▸ STATED EXERCISE: Show, in full, each line of the data that contains "vous".

▸ DATA FOR PROCESSING:
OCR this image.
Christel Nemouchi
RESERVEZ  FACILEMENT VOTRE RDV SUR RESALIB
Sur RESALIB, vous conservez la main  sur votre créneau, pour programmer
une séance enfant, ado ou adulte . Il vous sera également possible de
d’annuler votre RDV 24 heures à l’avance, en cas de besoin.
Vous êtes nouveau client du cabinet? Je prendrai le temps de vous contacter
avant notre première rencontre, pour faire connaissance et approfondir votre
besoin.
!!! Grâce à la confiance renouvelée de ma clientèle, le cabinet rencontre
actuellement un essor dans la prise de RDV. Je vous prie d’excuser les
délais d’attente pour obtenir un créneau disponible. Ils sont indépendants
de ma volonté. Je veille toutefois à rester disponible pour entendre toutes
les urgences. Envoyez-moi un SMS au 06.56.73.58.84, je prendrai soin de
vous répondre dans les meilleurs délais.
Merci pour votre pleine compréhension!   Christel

▸ THE SOLUTION:
Sur RESALIB, vous conservez la main  sur votre créneau, pour programmer
une séance enfant, ado ou adulte . Il vous sera également possible de
Vous êtes nouveau client du cabinet? Je prendrai le temps de vous contacter
actuellement un essor dans la prise de RDV. Je vous prie d’excuser les
vous répondre dans les meilleurs délais.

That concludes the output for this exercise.